*Set exercise*:
Wherever the string "Precipitation" appears in the listing, copy that line.

The data start

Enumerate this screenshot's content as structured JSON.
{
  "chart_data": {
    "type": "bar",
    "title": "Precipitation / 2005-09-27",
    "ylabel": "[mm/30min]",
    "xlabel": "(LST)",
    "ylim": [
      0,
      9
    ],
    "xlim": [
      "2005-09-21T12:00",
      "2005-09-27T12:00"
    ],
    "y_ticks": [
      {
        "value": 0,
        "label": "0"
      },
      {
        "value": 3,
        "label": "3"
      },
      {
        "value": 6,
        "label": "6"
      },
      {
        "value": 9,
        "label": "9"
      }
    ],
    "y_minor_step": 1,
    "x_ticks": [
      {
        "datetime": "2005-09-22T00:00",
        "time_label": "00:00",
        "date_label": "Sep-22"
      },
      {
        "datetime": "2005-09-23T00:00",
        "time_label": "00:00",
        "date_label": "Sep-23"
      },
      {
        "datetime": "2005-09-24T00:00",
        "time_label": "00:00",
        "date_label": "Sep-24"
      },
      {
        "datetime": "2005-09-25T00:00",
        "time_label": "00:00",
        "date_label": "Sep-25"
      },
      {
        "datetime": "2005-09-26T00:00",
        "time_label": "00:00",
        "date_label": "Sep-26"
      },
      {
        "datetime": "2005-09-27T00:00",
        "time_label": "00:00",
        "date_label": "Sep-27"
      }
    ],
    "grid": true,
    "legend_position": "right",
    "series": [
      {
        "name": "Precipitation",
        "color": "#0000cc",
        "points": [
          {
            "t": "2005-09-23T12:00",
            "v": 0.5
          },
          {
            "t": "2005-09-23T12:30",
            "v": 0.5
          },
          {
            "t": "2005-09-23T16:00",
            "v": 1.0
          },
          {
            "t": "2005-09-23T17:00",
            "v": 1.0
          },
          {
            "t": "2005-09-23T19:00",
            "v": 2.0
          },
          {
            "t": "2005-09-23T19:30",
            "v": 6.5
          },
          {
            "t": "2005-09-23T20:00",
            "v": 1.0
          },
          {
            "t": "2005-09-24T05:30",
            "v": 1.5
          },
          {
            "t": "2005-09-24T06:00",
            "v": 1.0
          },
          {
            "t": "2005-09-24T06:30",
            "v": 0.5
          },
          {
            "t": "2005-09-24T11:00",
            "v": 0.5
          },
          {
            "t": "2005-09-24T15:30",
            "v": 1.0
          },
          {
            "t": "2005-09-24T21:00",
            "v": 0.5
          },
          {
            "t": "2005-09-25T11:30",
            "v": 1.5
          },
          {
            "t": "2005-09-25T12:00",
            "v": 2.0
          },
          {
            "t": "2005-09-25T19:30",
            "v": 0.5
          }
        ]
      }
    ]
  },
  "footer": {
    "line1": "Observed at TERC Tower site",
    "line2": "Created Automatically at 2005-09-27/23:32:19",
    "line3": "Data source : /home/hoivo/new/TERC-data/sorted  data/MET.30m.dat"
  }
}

The data end

*Solution for this exercise*:
    "title": "Precipitation / 2005-09-27",
        "name": "Precipitation",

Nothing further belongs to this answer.